◆ **WHAT YOU ARE ASKED TO DO**
Show all lines containing "INMACULADA" from the data below.

◆ **AVAILABLE RECORDS**
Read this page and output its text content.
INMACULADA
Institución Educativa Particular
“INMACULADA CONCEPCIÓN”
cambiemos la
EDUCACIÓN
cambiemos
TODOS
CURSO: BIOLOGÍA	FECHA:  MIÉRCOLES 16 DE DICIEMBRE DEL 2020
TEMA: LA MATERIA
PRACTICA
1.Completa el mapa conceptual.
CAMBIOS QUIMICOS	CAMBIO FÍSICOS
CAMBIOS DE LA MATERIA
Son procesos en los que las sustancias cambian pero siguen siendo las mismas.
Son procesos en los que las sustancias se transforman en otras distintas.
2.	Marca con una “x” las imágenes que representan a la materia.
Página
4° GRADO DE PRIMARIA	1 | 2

◆ **EXPECTED OUTPUT**
INMACULADA
“INMACULADA CONCEPCIÓN”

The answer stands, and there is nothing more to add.